→ **Records shown**:
□ □ □ □

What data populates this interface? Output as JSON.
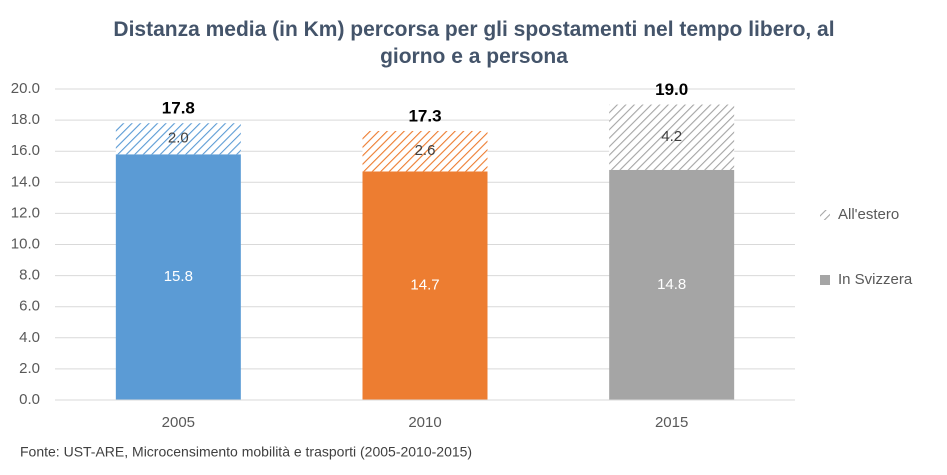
{
  "chart_data": {
    "type": "stacked_bar",
    "title": "Distanza media (in Km) percorsa per gli spostamenti nel tempo libero, al giorno e a persona",
    "categories": [
      "2005",
      "2010",
      "2015"
    ],
    "category_colors": [
      "#5b9bd5",
      "#ed7d31",
      "#a5a5a5"
    ],
    "series": [
      {
        "name": "In Svizzera",
        "color": "#a5a5a5",
        "hatch": false,
        "values": [
          15.8,
          14.7,
          14.8
        ],
        "value_labels": [
          "15.8",
          "14.7",
          "14.8"
        ]
      },
      {
        "name": "All'estero",
        "color": "#a5a5a5",
        "hatch": true,
        "values": [
          2.0,
          2.6,
          4.2
        ],
        "value_labels": [
          "2.0",
          "2.6",
          "4.2"
        ]
      }
    ],
    "totals": [
      17.8,
      17.3,
      19.0
    ],
    "total_labels": [
      "17.8",
      "17.3",
      "19.0"
    ],
    "ylim": [
      0,
      20
    ],
    "yticks": [
      {
        "value": 0,
        "label": "0.0"
      },
      {
        "value": 2,
        "label": "2.0"
      },
      {
        "value": 4,
        "label": "4.0"
      },
      {
        "value": 6,
        "label": "6.0"
      },
      {
        "value": 8,
        "label": "8.0"
      },
      {
        "value": 10,
        "label": "10.0"
      },
      {
        "value": 12,
        "label": "12.0"
      },
      {
        "value": 14,
        "label": "14.0"
      },
      {
        "value": 16,
        "label": "16.0"
      },
      {
        "value": 18,
        "label": "18.0"
      },
      {
        "value": 20,
        "label": "20.0"
      }
    ],
    "grid": true,
    "legend": "right",
    "source": "Fonte: UST-ARE, Microcensimento mobilità e trasporti (2005-2010-2015)"
  }
}
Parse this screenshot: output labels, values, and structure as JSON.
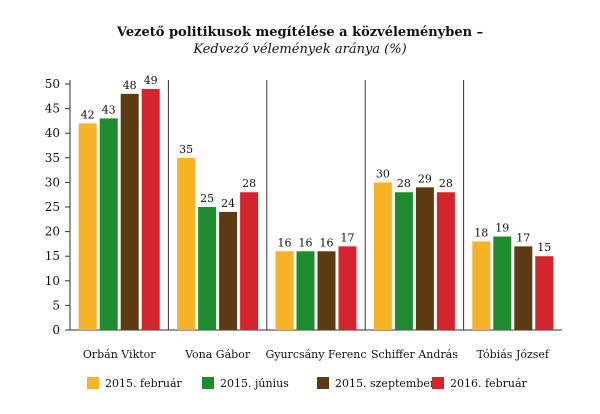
{
  "chart_data": {
    "type": "bar",
    "title": "Vezető politikusok megítélése a közvéleményben –",
    "subtitle": "Kedvező vélemények aránya (%)",
    "categories": [
      "Orbán Viktor",
      "Vona Gábor",
      "Gyurcsány Ferenc",
      "Schiffer András",
      "Tóbiás József"
    ],
    "series": [
      {
        "name": "2015. február",
        "color": "#F5B325",
        "values": [
          42,
          35,
          16,
          30,
          18
        ]
      },
      {
        "name": "2015. június",
        "color": "#1E8B2E",
        "values": [
          43,
          25,
          16,
          28,
          19
        ]
      },
      {
        "name": "2015. szeptember",
        "color": "#5C3A12",
        "values": [
          48,
          24,
          16,
          29,
          17
        ]
      },
      {
        "name": "2016. február",
        "color": "#D4242E",
        "values": [
          49,
          28,
          17,
          28,
          15
        ]
      }
    ],
    "ylim": [
      0,
      50
    ],
    "yticks": [
      0,
      5,
      10,
      15,
      20,
      25,
      30,
      35,
      40,
      45,
      50
    ],
    "grid": false,
    "legend": "bottom"
  }
}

□ □ □ □

Repeat the material above word for word, please, apart from its images.

What data populates this interface? Output as JSON.
{
  "chart_data": {
    "type": "stacked_bar",
    "title": "Distanza media (in Km) percorsa per gli spostamenti nel tempo libero, al giorno e a persona",
    "categories": [
      "2005",
      "2010",
      "2015"
    ],
    "category_colors": [
      "#5b9bd5",
      "#ed7d31",
      "#a5a5a5"
    ],
    "series": [
      {
        "name": "In Svizzera",
        "color": "#a5a5a5",
        "hatch": false,
        "values": [
          15.8,
          14.7,
          14.8
        ],
        "value_labels": [
          "15.8",
          "14.7",
          "14.8"
        ]
      },
      {
        "name": "All'estero",
        "color": "#a5a5a5",
        "hatch": true,
        "values": [
          2.0,
          2.6,
          4.2
        ],
        "value_labels": [
          "2.0",
          "2.6",
          "4.2"
        ]
      }
    ],
    "totals": [
      17.8,
      17.3,
      19.0
    ],
    "total_labels": [
      "17.8",
      "17.3",
      "19.0"
    ],
    "ylim": [
      0,
      20
    ],
    "yticks": [
      {
        "value": 0,
        "label": "0.0"
      },
      {
        "value": 2,
        "label": "2.0"
      },
      {
        "value": 4,
        "label": "4.0"
      },
      {
        "value": 6,
        "label": "6.0"
      },
      {
        "value": 8,
        "label": "8.0"
      },
      {
        "value": 10,
        "label": "10.0"
      },
      {
        "value": 12,
        "label": "12.0"
      },
      {
        "value": 14,
        "label": "14.0"
      },
      {
        "value": 16,
        "label": "16.0"
      },
      {
        "value": 18,
        "label": "18.0"
      },
      {
        "value": 20,
        "label": "20.0"
      }
    ],
    "grid": true,
    "legend": "right",
    "source": "Fonte: UST-ARE, Microcensimento mobilità e trasporti (2005-2010-2015)"
  }
}
Parse this screenshot: output labels, values, and structure as JSON.
{
  "chart_data": {
    "type": "bar",
    "title": "Vezető politikusok megítélése a közvéleményben –",
    "subtitle": "Kedvező vélemények aránya (%)",
    "categories": [
      "Orbán Viktor",
      "Vona Gábor",
      "Gyurcsány Ferenc",
      "Schiffer András",
      "Tóbiás József"
    ],
    "series": [
      {
        "name": "2015. február",
        "color": "#F5B325",
        "values": [
          42,
          35,
          16,
          30,
          18
        ]
      },
      {
        "name": "2015. június",
        "color": "#1E8B2E",
        "values": [
          43,
          25,
          16,
          28,
          19
        ]
      },
      {
        "name": "2015. szeptember",
        "color": "#5C3A12",
        "values": [
          48,
          24,
          16,
          29,
          17
        ]
      },
      {
        "name": "2016. február",
        "color": "#D4242E",
        "values": [
          49,
          28,
          17,
          28,
          15
        ]
      }
    ],
    "ylim": [
      0,
      50
    ],
    "yticks": [
      0,
      5,
      10,
      15,
      20,
      25,
      30,
      35,
      40,
      45,
      50
    ],
    "grid": false,
    "legend": "bottom"
  }
}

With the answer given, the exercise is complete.